#### Dataset records
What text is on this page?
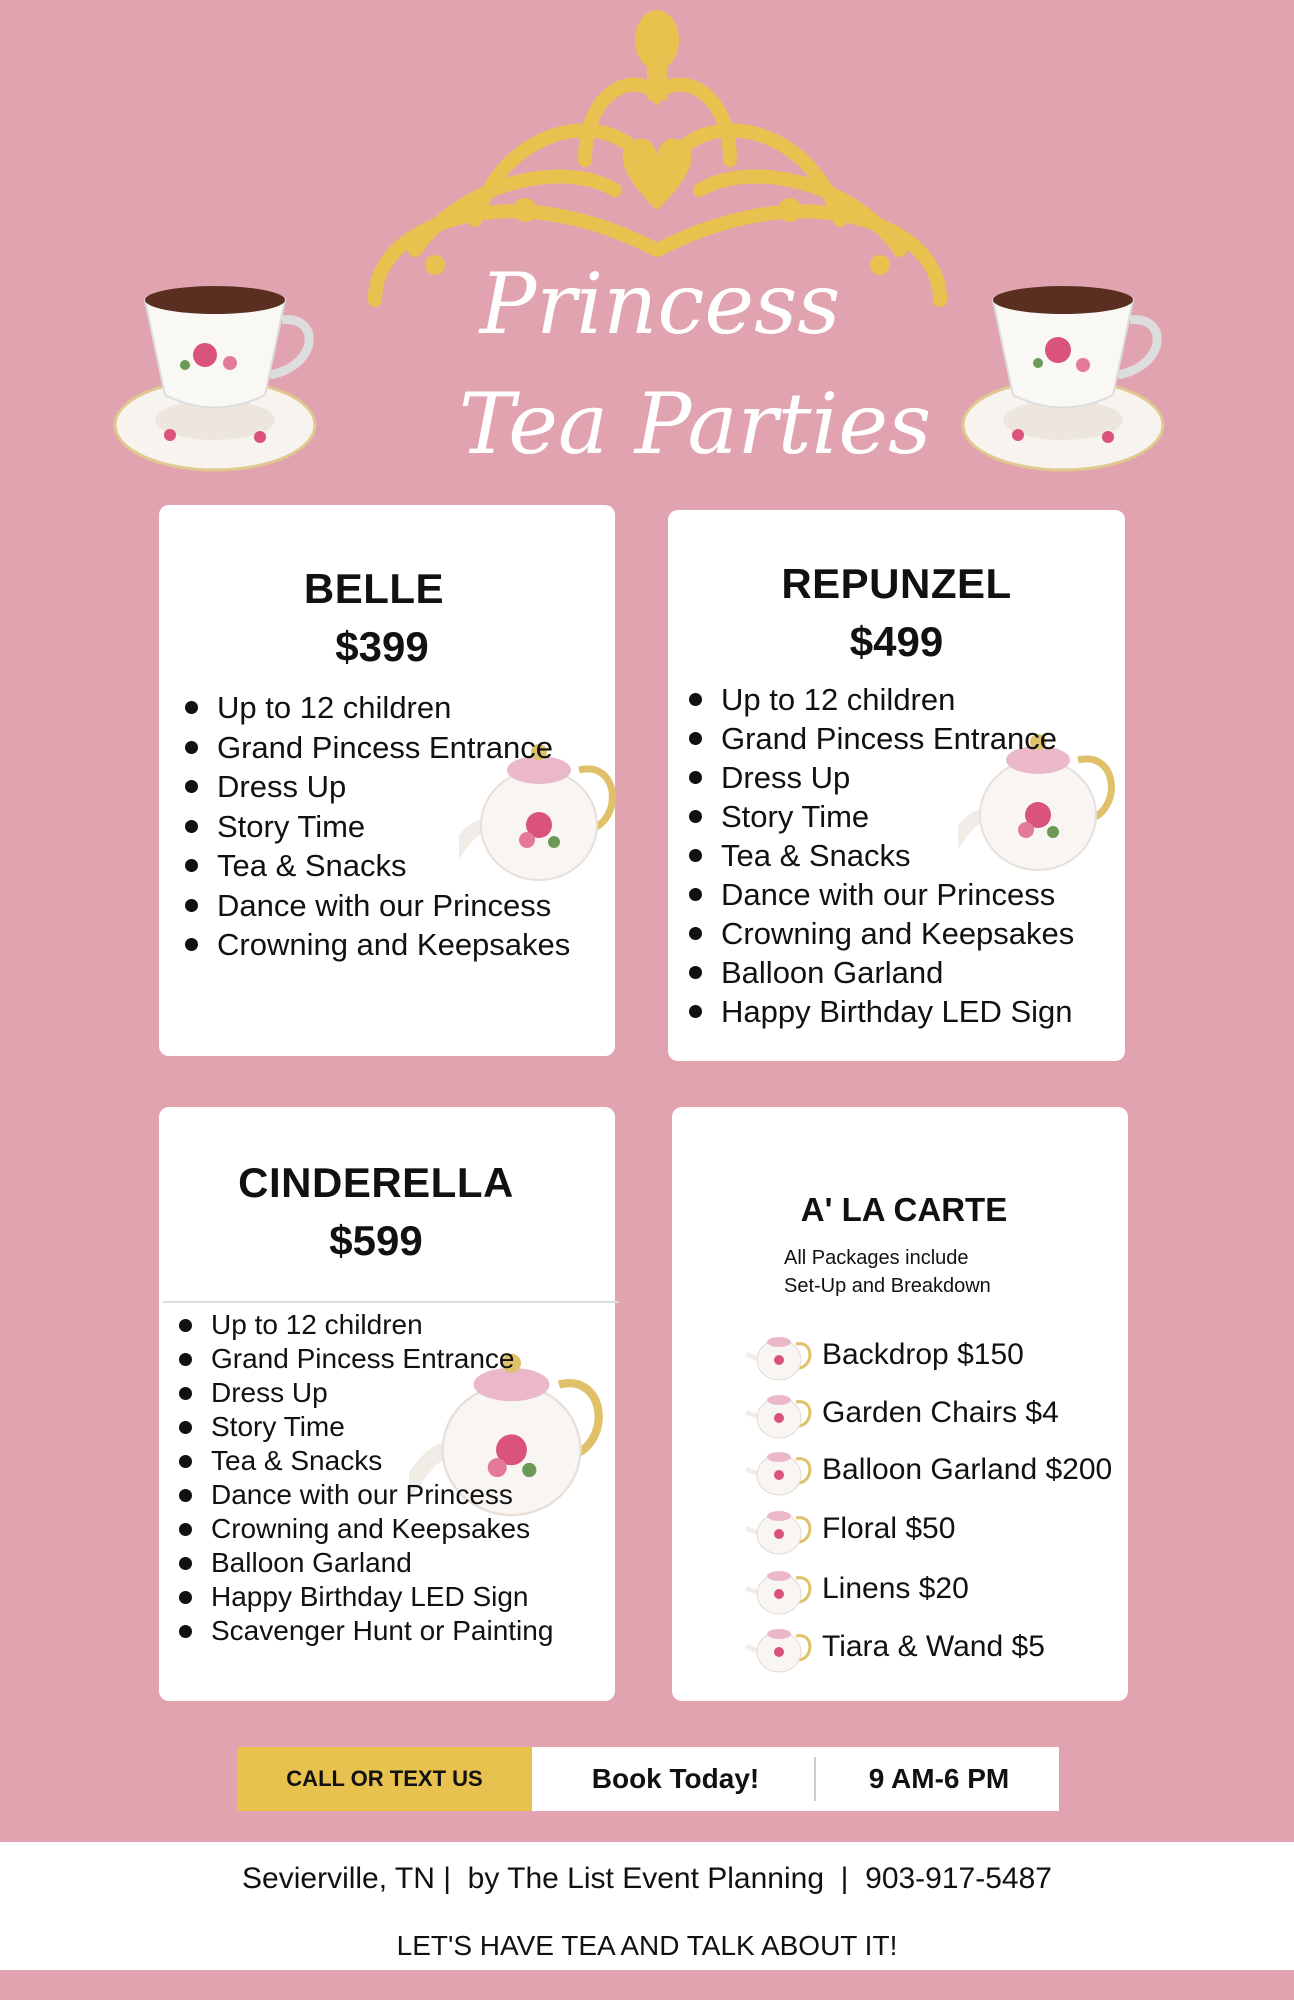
Princess
Tea Parties
BELLE
$399
Up to 12 children
Grand Pincess Entrance
Dress Up
Story Time
Tea & Snacks
Dance with our Princess
Crowning and Keepsakes
REPUNZEL
$499
Up to 12 children
Grand Pincess Entrance
Dress Up
Story Time
Tea & Snacks
Dance with our Princess
Crowning and Keepsakes
Balloon Garland
Happy Birthday LED Sign
CINDERELLA
$599
Up to 12 children
Grand Pincess Entrance
Dress Up
Story Time
Tea & Snacks
Dance with our Princess
Crowning and Keepsakes
Balloon Garland
Happy Birthday LED Sign
Scavenger Hunt or Painting
A' LA CARTE
All Packages include
Set-Up and Breakdown
Backdrop $150
Garden Chairs $4
Balloon Garland $200
Floral $50
Linens $20
Tiara & Wand $5
CALL OR TEXT US	Book Today!	9 AM-6 PM
Sevierville, TN |  by The List Event Planning  |  903-917-5487
LET'S HAVE TEA AND TALK ABOUT IT!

#### What to do
From the material above, reproduce everything verbatim except the pictures.

#### Answer in full
What text is on this page?
Princess
Tea Parties
BELLE
$399
Up to 12 children
Grand Pincess Entrance
Dress Up
Story Time
Tea & Snacks
Dance with our Princess
Crowning and Keepsakes
REPUNZEL
$499
Up to 12 children
Grand Pincess Entrance
Dress Up
Story Time
Tea & Snacks
Dance with our Princess
Crowning and Keepsakes
Balloon Garland
Happy Birthday LED Sign
CINDERELLA
$599
Up to 12 children
Grand Pincess Entrance
Dress Up
Story Time
Tea & Snacks
Dance with our Princess
Crowning and Keepsakes
Balloon Garland
Happy Birthday LED Sign
Scavenger Hunt or Painting
A' LA CARTE
All Packages include
Set-Up and Breakdown
Backdrop $150
Garden Chairs $4
Balloon Garland $200
Floral $50
Linens $20
Tiara & Wand $5
CALL OR TEXT US	Book Today!	9 AM-6 PM
Sevierville, TN |  by The List Event Planning  |  903-917-5487
LET'S HAVE TEA AND TALK ABOUT IT!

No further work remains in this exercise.